--- START OF Data extract ---

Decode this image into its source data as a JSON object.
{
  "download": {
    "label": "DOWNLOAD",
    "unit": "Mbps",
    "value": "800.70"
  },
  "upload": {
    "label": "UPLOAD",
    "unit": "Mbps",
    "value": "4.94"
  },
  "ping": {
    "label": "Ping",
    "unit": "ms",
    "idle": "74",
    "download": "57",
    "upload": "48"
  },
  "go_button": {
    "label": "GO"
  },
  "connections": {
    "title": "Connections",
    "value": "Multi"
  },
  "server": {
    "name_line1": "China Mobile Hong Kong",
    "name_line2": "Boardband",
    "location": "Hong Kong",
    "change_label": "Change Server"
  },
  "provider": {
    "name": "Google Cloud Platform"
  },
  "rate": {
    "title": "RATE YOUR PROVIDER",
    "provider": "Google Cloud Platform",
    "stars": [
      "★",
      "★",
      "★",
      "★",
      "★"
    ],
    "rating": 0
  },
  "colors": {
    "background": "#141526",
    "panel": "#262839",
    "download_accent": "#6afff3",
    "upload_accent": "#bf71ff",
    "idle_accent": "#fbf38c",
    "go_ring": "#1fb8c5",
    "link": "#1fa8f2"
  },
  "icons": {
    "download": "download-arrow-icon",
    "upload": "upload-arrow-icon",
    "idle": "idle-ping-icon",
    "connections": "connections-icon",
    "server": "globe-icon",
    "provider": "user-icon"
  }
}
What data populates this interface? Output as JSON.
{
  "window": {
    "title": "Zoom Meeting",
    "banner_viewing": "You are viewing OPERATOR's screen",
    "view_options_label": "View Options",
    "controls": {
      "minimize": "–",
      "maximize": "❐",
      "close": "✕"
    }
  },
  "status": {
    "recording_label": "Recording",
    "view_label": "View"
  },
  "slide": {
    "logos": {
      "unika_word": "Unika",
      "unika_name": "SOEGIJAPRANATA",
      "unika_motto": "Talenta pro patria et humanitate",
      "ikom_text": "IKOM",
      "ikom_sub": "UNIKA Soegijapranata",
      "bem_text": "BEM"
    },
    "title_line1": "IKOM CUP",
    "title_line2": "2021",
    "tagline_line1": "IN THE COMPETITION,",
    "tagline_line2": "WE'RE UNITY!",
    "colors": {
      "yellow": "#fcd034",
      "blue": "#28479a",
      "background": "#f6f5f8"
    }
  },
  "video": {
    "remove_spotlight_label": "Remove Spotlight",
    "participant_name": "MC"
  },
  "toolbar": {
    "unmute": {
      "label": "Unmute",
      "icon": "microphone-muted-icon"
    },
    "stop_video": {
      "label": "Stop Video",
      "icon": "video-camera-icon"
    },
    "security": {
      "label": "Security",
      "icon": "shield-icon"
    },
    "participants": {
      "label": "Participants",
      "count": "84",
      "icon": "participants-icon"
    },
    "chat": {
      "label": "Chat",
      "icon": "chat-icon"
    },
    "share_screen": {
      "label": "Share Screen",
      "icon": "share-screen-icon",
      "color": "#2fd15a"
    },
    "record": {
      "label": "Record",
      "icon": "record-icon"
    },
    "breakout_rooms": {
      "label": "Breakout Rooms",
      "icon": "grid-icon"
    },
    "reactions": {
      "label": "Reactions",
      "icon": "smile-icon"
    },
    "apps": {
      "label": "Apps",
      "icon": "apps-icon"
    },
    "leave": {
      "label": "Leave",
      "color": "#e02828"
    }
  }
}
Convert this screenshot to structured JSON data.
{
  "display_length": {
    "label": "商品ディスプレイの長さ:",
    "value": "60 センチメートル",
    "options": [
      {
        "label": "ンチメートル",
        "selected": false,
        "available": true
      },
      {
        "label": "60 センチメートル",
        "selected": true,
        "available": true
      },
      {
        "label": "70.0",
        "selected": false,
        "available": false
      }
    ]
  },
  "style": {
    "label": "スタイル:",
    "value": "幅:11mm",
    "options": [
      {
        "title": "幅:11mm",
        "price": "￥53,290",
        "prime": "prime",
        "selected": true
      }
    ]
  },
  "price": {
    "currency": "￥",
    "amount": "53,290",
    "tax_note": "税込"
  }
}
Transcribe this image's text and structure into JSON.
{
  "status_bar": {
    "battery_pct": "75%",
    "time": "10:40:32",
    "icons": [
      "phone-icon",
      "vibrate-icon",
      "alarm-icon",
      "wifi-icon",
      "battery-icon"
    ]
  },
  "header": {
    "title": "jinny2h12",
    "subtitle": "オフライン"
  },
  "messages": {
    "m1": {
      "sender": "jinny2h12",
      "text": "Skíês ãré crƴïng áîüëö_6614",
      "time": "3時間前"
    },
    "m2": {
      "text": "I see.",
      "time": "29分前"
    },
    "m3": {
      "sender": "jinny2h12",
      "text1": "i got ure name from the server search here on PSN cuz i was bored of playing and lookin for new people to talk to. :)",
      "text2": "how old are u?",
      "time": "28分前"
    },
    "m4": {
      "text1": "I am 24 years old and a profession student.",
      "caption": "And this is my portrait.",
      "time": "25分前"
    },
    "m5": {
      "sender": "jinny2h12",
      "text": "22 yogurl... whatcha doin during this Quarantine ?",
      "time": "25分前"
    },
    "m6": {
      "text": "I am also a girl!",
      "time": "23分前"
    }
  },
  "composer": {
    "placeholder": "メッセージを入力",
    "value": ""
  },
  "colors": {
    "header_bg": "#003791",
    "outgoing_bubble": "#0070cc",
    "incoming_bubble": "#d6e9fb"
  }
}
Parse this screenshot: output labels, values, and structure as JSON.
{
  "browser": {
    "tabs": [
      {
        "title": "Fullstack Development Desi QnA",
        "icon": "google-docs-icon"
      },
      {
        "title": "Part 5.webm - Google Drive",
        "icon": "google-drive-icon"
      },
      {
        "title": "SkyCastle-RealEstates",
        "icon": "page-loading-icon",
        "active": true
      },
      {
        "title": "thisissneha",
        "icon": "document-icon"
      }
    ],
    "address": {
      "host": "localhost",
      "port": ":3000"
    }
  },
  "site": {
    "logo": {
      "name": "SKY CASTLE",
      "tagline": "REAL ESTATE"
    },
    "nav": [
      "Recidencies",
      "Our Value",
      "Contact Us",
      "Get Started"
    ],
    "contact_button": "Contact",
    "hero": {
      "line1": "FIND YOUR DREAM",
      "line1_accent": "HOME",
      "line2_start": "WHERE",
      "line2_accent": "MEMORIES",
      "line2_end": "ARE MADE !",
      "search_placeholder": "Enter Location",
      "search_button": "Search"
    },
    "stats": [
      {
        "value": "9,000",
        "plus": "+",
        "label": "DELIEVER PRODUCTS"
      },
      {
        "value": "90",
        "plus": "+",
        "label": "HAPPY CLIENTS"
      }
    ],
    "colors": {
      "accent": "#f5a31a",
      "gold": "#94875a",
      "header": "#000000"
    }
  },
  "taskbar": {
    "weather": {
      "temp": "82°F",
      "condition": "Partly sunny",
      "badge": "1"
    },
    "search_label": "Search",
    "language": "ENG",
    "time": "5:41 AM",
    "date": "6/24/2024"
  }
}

--- END OF Data extract ---

Exercise directions — Gather every line from the listing above in which the word "arrow" appears.

Full output —
    "download": "download-arrow-icon",
    "upload": "upload-arrow-icon",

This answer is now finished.